Restate the data word for word and leave the images out.

STORED ROWS:

————————

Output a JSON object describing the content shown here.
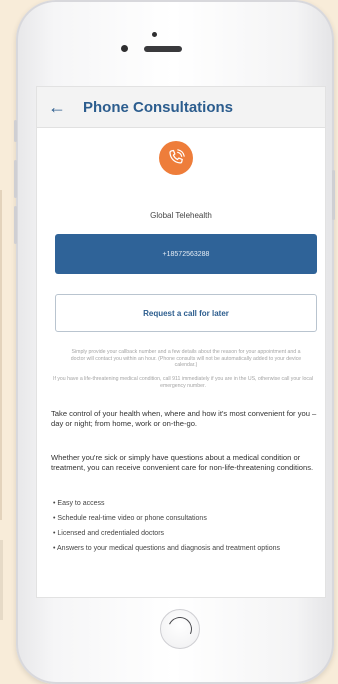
{
  "app": {
    "title": "Phone Consultations",
    "back_icon": "arrow-left-icon",
    "accent": "#2f6398",
    "logo_color": "#ee7d3a"
  },
  "provider": {
    "name": "Global Telehealth",
    "logo_icon": "phone-call-icon"
  },
  "buttons": {
    "phone_number": "+18572563288",
    "request_call": "Request a call for later"
  },
  "notices": {
    "callback": "Simply provide your callback number and a few details about the reason for your appointment and a doctor will contact you within an hour. (Phone consults will not be automatically added to your device calendar.)",
    "emergency": "If you have a life-threatening medical condition, call 911 immediately if you are in the US, otherwise call your local emergency number."
  },
  "content": {
    "paragraph1": "Take control of your health when, where and how it's most convenient for you – day or night; from home, work or on-the-go.",
    "paragraph2": "Whether you're sick or simply have questions about a medical condition or treatment, you can receive convenient care for non-life-threatening conditions.",
    "bullets": [
      "Easy to access",
      "Schedule real-time video or phone consultations",
      "Licensed and credentialed doctors",
      "Answers to your medical questions and diagnosis and treatment options"
    ]
  }
}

————————

RESPONSE TO THIS EXERCISE:
Output a JSON object describing the content shown here.
{
  "app": {
    "title": "Phone Consultations",
    "back_icon": "arrow-left-icon",
    "accent": "#2f6398",
    "logo_color": "#ee7d3a"
  },
  "provider": {
    "name": "Global Telehealth",
    "logo_icon": "phone-call-icon"
  },
  "buttons": {
    "phone_number": "+18572563288",
    "request_call": "Request a call for later"
  },
  "notices": {
    "callback": "Simply provide your callback number and a few details about the reason for your appointment and a doctor will contact you within an hour. (Phone consults will not be automatically added to your device calendar.)",
    "emergency": "If you have a life-threatening medical condition, call 911 immediately if you are in the US, otherwise call your local emergency number."
  },
  "content": {
    "paragraph1": "Take control of your health when, where and how it's most convenient for you – day or night; from home, work or on-the-go.",
    "paragraph2": "Whether you're sick or simply have questions about a medical condition or treatment, you can receive convenient care for non-life-threatening conditions.",
    "bullets": [
      "Easy to access",
      "Schedule real-time video or phone consultations",
      "Licensed and credentialed doctors",
      "Answers to your medical questions and diagnosis and treatment options"
    ]
  }
}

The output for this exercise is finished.